* Given problem: Skip the images and return the records below exactly.

Collected data entries
+++

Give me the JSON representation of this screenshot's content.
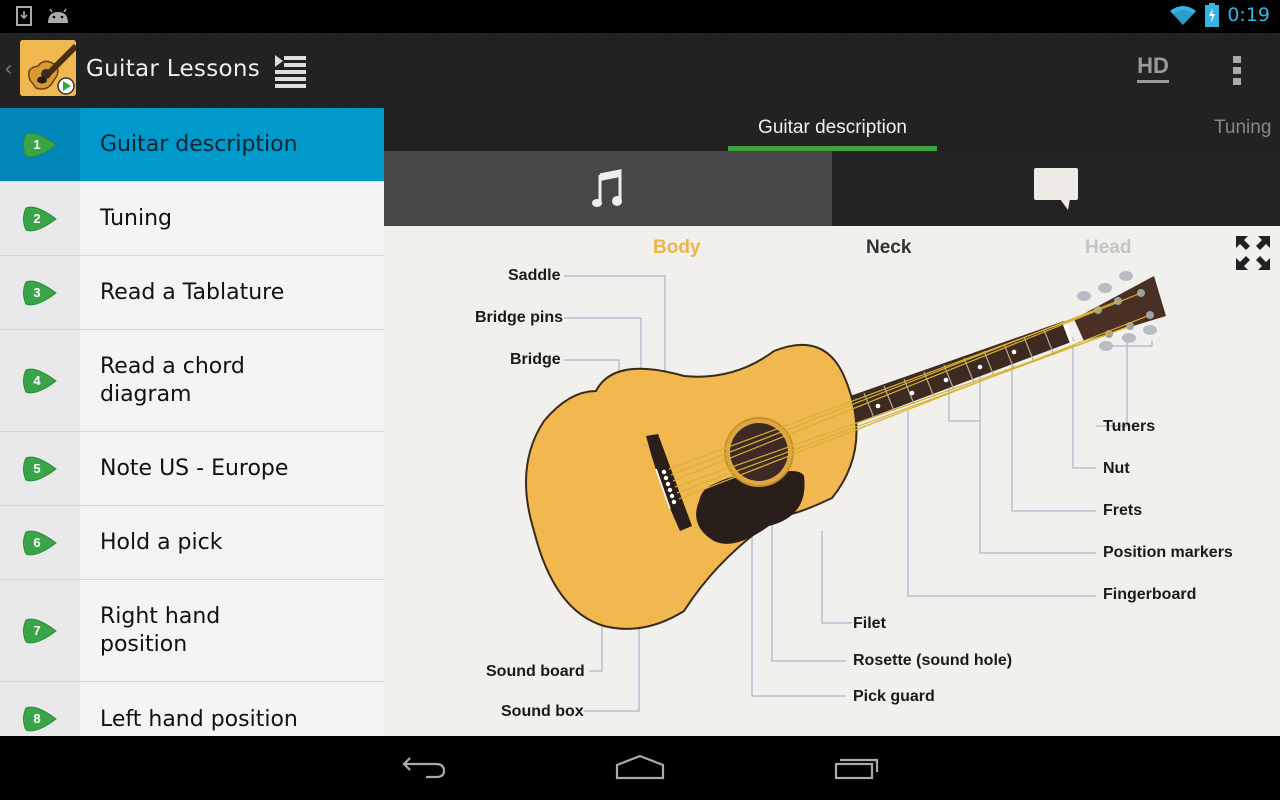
{
  "status_bar": {
    "left_icons": [
      "download-icon",
      "android-icon"
    ],
    "right_icons": [
      "wifi-icon",
      "battery-charging-icon"
    ],
    "time": "0:19",
    "accent_color": "#33b5e5"
  },
  "action_bar": {
    "title": "Guitar Lessons",
    "hd_label": "HD",
    "icons": [
      "up-caret-icon",
      "app-guitar-icon",
      "drawer-list-icon",
      "overflow-menu-icon"
    ]
  },
  "sidebar": {
    "active_color": "#0099cc",
    "badge_color": "#3aa548",
    "lessons": [
      {
        "number": "1",
        "label": "Guitar description",
        "active": true
      },
      {
        "number": "2",
        "label": "Tuning"
      },
      {
        "number": "3",
        "label": "Read a Tablature"
      },
      {
        "number": "4",
        "label": "Read a chord diagram"
      },
      {
        "number": "5",
        "label": "Note US - Europe"
      },
      {
        "number": "6",
        "label": "Hold a pick"
      },
      {
        "number": "7",
        "label": "Right hand position"
      },
      {
        "number": "8",
        "label": "Left hand position"
      }
    ]
  },
  "content": {
    "tabs": [
      {
        "label": "Guitar description",
        "active": true
      },
      {
        "label": "Tuning"
      }
    ],
    "indicator_color": "#3fa43f",
    "mode_buttons": [
      {
        "name": "music",
        "icon": "music-note-icon",
        "selected": true
      },
      {
        "name": "comment",
        "icon": "speech-bubble-icon",
        "selected": false
      }
    ],
    "diagram": {
      "sections": [
        {
          "label": "Body",
          "color": "#f0b24a"
        },
        {
          "label": "Neck",
          "color": "#333333"
        },
        {
          "label": "Head",
          "color": "#c4c4c4"
        }
      ],
      "parts_left": [
        "Saddle",
        "Bridge pins",
        "Bridge",
        "Sound board",
        "Sound box"
      ],
      "parts_right": [
        "Tuners",
        "Nut",
        "Frets",
        "Position markers",
        "Fingerboard"
      ],
      "parts_bottom": [
        "Filet",
        "Rosette (sound hole)",
        "Pick guard"
      ],
      "body_color": "#f1b84f",
      "fullscreen_icon": "expand-icon"
    }
  },
  "nav_bar": {
    "buttons": [
      "back-icon",
      "home-icon",
      "recent-apps-icon"
    ]
  }
}
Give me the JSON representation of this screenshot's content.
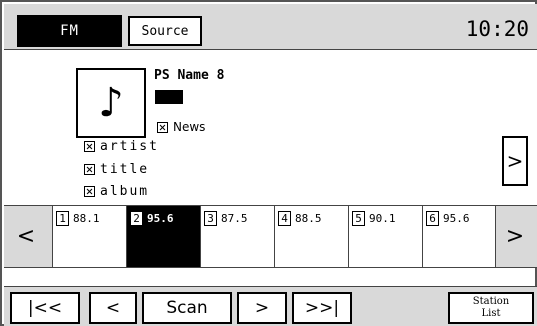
{
  "header": {
    "source_mode": "FM",
    "source_button": "Source",
    "clock": "10:20"
  },
  "info": {
    "ps_name": "PS Name 8",
    "pty": "News",
    "artist": "artist",
    "title": "title",
    "album": "album",
    "next_label": ">",
    "art_icon": "music-note-icon"
  },
  "presets": {
    "prev_label": "<",
    "next_label": ">",
    "items": [
      {
        "num": "1",
        "freq": "88.1",
        "active": false
      },
      {
        "num": "2",
        "freq": "95.6",
        "active": true
      },
      {
        "num": "3",
        "freq": "87.5",
        "active": false
      },
      {
        "num": "4",
        "freq": "88.5",
        "active": false
      },
      {
        "num": "5",
        "freq": "90.1",
        "active": false
      },
      {
        "num": "6",
        "freq": "95.6",
        "active": false
      }
    ]
  },
  "controls": {
    "seek_back": "|<<",
    "tune_back": "<",
    "scan": "Scan",
    "tune_fwd": ">",
    "seek_fwd": ">>|",
    "station_list_line1": "Station",
    "station_list_line2": "List"
  }
}
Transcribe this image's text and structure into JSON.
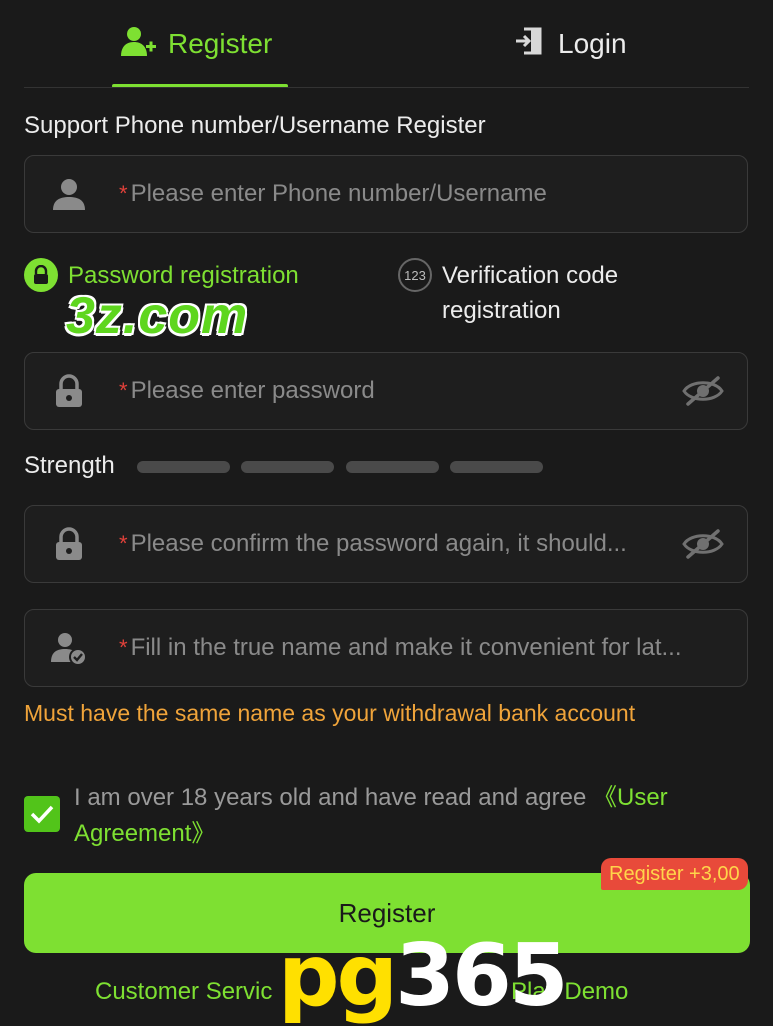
{
  "tabs": {
    "register": "Register",
    "login": "Login"
  },
  "form": {
    "section_title": "Support Phone number/Username Register",
    "username": {
      "value": "",
      "placeholder": "Please enter Phone number/Username",
      "required_mark": "*"
    },
    "mode_options": {
      "password": "Password registration",
      "verification": "Verification code registration",
      "verification_icon_text": "123"
    },
    "password": {
      "value": "",
      "placeholder": "Please enter password",
      "required_mark": "*"
    },
    "strength": {
      "label": "Strength",
      "level": 0,
      "segments": 4
    },
    "confirm": {
      "value": "",
      "placeholder": "Please confirm the password again, it should...",
      "required_mark": "*"
    },
    "realname": {
      "value": "",
      "placeholder": "Fill in the true name and make it convenient for lat...",
      "required_mark": "*"
    },
    "warning": "Must have the same name as your withdrawal bank account",
    "agreement": {
      "checked": true,
      "text": "I am over 18 years old and have read and agree ",
      "link": "《User Agreement》"
    },
    "submit_label": "Register",
    "bonus_badge": "Register +3,00"
  },
  "footer": {
    "customer_service": "Customer Servic",
    "play_demo": "Play Demo"
  },
  "overlays": {
    "watermark": "3z.com",
    "brand_a": "pg",
    "brand_b": "365"
  },
  "colors": {
    "accent": "#7ee032",
    "warning": "#f0a43a",
    "required": "#e0413a",
    "badge": "#e84a3a"
  }
}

+++

* Full response:
Give me the JSON representation of this screenshot's content.
{
  "status_bar": {
    "left_icons": [
      "download-icon",
      "android-icon"
    ],
    "right_icons": [
      "wifi-icon",
      "battery-charging-icon"
    ],
    "time": "0:19",
    "accent_color": "#33b5e5"
  },
  "action_bar": {
    "title": "Guitar Lessons",
    "hd_label": "HD",
    "icons": [
      "up-caret-icon",
      "app-guitar-icon",
      "drawer-list-icon",
      "overflow-menu-icon"
    ]
  },
  "sidebar": {
    "active_color": "#0099cc",
    "badge_color": "#3aa548",
    "lessons": [
      {
        "number": "1",
        "label": "Guitar description",
        "active": true
      },
      {
        "number": "2",
        "label": "Tuning"
      },
      {
        "number": "3",
        "label": "Read a Tablature"
      },
      {
        "number": "4",
        "label": "Read a chord diagram"
      },
      {
        "number": "5",
        "label": "Note US - Europe"
      },
      {
        "number": "6",
        "label": "Hold a pick"
      },
      {
        "number": "7",
        "label": "Right hand position"
      },
      {
        "number": "8",
        "label": "Left hand position"
      }
    ]
  },
  "content": {
    "tabs": [
      {
        "label": "Guitar description",
        "active": true
      },
      {
        "label": "Tuning"
      }
    ],
    "indicator_color": "#3fa43f",
    "mode_buttons": [
      {
        "name": "music",
        "icon": "music-note-icon",
        "selected": true
      },
      {
        "name": "comment",
        "icon": "speech-bubble-icon",
        "selected": false
      }
    ],
    "diagram": {
      "sections": [
        {
          "label": "Body",
          "color": "#f0b24a"
        },
        {
          "label": "Neck",
          "color": "#333333"
        },
        {
          "label": "Head",
          "color": "#c4c4c4"
        }
      ],
      "parts_left": [
        "Saddle",
        "Bridge pins",
        "Bridge",
        "Sound board",
        "Sound box"
      ],
      "parts_right": [
        "Tuners",
        "Nut",
        "Frets",
        "Position markers",
        "Fingerboard"
      ],
      "parts_bottom": [
        "Filet",
        "Rosette (sound hole)",
        "Pick guard"
      ],
      "body_color": "#f1b84f",
      "fullscreen_icon": "expand-icon"
    }
  },
  "nav_bar": {
    "buttons": [
      "back-icon",
      "home-icon",
      "recent-apps-icon"
    ]
  }
}
Give me the JSON representation of this screenshot's content.
{
  "header": {
    "source_mode": "FM",
    "source_button": "Source",
    "clock": "10:20"
  },
  "info": {
    "ps_name": "PS Name 8",
    "pty": "News",
    "artist": "artist",
    "title": "title",
    "album": "album",
    "next_label": ">",
    "art_icon": "music-note-icon"
  },
  "presets": {
    "prev_label": "<",
    "next_label": ">",
    "items": [
      {
        "num": "1",
        "freq": "88.1",
        "active": false
      },
      {
        "num": "2",
        "freq": "95.6",
        "active": true
      },
      {
        "num": "3",
        "freq": "87.5",
        "active": false
      },
      {
        "num": "4",
        "freq": "88.5",
        "active": false
      },
      {
        "num": "5",
        "freq": "90.1",
        "active": false
      },
      {
        "num": "6",
        "freq": "95.6",
        "active": false
      }
    ]
  },
  "controls": {
    "seek_back": "|<<",
    "tune_back": "<",
    "scan": "Scan",
    "tune_fwd": ">",
    "seek_fwd": ">>|",
    "station_list_line1": "Station",
    "station_list_line2": "List"
  }
}
Transcribe this image's text and structure into JSON.
{
  "tabs": {
    "register": "Register",
    "login": "Login"
  },
  "form": {
    "section_title": "Support Phone number/Username Register",
    "username": {
      "value": "",
      "placeholder": "Please enter Phone number/Username",
      "required_mark": "*"
    },
    "mode_options": {
      "password": "Password registration",
      "verification": "Verification code registration",
      "verification_icon_text": "123"
    },
    "password": {
      "value": "",
      "placeholder": "Please enter password",
      "required_mark": "*"
    },
    "strength": {
      "label": "Strength",
      "level": 0,
      "segments": 4
    },
    "confirm": {
      "value": "",
      "placeholder": "Please confirm the password again, it should...",
      "required_mark": "*"
    },
    "realname": {
      "value": "",
      "placeholder": "Fill in the true name and make it convenient for lat...",
      "required_mark": "*"
    },
    "warning": "Must have the same name as your withdrawal bank account",
    "agreement": {
      "checked": true,
      "text": "I am over 18 years old and have read and agree ",
      "link": "《User Agreement》"
    },
    "submit_label": "Register",
    "bonus_badge": "Register +3,00"
  },
  "footer": {
    "customer_service": "Customer Servic",
    "play_demo": "Play Demo"
  },
  "overlays": {
    "watermark": "3z.com",
    "brand_a": "pg",
    "brand_b": "365"
  },
  "colors": {
    "accent": "#7ee032",
    "warning": "#f0a43a",
    "required": "#e0413a",
    "badge": "#e84a3a"
  }
}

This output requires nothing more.